* **WHAT THIS TASK INVOLVES**:
Pull each line containing "banky" out of the data and copy it.

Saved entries

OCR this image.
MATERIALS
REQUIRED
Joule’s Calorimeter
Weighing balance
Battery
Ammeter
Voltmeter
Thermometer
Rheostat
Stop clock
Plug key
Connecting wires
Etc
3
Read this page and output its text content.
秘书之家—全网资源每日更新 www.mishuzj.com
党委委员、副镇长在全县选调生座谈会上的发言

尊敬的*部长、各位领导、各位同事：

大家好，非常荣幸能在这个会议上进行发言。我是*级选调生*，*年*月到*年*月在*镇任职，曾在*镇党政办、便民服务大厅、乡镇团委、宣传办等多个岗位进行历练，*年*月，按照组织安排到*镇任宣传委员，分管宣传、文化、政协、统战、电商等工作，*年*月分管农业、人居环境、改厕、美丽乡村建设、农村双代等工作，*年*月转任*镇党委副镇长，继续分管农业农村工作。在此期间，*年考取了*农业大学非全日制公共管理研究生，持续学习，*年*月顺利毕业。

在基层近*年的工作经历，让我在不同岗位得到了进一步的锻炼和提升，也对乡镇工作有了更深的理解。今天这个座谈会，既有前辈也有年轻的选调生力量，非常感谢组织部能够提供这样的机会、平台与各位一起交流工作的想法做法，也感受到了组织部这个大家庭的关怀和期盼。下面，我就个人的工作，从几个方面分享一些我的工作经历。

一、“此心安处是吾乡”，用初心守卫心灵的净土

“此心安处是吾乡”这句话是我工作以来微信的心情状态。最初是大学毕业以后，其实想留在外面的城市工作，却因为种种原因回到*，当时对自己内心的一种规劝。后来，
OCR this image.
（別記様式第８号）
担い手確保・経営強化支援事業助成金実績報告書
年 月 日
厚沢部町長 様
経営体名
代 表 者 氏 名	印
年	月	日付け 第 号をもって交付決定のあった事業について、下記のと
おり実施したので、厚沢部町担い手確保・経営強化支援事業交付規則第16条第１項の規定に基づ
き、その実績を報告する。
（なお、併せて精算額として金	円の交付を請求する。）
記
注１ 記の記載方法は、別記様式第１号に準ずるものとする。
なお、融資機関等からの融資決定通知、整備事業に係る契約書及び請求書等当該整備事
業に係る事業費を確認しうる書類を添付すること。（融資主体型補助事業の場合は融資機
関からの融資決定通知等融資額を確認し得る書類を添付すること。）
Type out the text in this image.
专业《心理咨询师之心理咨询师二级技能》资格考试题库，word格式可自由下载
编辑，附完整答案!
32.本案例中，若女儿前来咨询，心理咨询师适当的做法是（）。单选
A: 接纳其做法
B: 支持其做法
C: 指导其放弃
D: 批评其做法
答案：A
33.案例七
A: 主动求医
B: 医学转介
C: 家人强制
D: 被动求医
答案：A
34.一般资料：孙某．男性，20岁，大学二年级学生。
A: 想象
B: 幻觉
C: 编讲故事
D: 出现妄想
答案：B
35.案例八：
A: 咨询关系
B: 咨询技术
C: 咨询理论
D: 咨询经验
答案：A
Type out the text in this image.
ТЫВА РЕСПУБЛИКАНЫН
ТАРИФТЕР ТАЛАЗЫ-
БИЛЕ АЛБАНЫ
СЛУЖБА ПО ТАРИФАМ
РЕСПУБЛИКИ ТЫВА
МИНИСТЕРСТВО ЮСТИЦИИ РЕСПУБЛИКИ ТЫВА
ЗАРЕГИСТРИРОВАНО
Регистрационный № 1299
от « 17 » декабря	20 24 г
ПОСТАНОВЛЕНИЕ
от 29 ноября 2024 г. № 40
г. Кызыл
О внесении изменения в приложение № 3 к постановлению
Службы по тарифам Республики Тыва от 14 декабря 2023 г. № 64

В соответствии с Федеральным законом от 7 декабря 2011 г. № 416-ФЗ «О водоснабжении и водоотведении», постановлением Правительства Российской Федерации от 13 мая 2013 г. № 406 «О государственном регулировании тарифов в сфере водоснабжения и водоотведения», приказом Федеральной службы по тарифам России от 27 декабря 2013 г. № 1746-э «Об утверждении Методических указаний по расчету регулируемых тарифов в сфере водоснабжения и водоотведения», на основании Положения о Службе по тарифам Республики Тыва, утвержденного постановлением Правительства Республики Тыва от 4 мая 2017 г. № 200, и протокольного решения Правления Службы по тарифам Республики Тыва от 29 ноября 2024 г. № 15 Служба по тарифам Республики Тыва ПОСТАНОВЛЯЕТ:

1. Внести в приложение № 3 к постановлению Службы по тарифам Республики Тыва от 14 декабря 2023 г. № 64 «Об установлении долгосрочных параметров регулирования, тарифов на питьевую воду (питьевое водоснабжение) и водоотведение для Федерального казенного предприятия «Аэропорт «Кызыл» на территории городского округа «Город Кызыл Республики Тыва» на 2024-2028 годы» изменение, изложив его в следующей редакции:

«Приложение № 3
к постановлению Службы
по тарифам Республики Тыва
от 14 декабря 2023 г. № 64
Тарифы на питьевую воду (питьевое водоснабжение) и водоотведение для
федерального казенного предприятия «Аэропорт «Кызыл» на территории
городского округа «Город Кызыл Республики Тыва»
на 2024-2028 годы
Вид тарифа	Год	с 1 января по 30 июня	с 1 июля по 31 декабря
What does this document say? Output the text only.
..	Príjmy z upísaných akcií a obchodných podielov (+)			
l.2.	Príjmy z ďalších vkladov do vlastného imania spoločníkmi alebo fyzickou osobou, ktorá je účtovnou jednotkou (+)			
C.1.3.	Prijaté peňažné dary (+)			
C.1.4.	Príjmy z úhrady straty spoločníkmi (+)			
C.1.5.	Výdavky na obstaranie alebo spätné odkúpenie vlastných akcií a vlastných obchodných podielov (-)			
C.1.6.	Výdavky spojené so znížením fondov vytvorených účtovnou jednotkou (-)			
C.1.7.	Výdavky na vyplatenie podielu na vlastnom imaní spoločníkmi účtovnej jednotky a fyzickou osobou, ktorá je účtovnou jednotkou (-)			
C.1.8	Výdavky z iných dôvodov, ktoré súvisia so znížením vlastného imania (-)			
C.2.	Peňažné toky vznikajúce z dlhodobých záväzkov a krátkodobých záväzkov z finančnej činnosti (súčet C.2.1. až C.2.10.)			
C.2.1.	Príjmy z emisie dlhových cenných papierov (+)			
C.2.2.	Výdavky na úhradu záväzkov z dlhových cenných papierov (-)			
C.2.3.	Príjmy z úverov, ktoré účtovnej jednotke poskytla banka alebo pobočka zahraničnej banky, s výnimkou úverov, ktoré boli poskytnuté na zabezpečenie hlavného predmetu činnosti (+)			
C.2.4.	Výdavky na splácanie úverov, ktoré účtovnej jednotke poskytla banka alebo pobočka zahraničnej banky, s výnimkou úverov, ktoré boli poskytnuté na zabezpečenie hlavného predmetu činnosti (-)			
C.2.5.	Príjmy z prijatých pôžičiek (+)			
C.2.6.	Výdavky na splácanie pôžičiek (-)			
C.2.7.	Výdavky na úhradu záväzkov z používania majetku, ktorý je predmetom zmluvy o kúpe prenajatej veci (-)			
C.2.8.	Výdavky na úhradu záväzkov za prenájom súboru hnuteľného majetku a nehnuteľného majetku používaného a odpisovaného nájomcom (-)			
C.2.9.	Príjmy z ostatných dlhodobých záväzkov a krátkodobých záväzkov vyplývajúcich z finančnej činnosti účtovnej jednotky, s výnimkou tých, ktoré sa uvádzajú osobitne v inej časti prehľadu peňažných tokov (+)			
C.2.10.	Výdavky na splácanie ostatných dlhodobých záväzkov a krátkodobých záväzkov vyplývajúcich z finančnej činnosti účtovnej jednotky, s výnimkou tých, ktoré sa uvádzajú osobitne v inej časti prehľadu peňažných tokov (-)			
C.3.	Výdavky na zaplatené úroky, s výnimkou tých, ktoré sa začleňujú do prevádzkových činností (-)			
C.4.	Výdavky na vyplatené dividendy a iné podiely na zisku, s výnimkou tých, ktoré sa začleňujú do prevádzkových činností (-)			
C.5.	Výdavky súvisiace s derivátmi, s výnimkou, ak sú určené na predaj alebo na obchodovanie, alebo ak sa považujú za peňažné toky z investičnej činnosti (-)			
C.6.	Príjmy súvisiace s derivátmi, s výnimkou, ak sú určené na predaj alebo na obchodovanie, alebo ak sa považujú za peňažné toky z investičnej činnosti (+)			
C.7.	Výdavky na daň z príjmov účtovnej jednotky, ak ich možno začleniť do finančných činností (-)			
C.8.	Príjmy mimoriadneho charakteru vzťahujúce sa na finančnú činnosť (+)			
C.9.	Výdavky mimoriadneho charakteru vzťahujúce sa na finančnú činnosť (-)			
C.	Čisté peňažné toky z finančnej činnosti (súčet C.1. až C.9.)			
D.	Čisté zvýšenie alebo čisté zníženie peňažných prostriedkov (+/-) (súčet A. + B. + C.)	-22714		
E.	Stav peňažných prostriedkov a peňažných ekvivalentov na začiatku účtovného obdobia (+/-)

* **COMPLETED EXERCISE**:
C.2.3.	Príjmy z úverov, ktoré účtovnej jednotke poskytla banka alebo pobočka zahraničnej banky, s výnimkou úverov, ktoré boli poskytnuté na zabezpečenie hlavného predmetu činnosti (+)			
C.2.4.	Výdavky na splácanie úverov, ktoré účtovnej jednotke poskytla banka alebo pobočka zahraničnej banky, s výnimkou úverov, ktoré boli poskytnuté na zabezpečenie hlavného predmetu činnosti (-)			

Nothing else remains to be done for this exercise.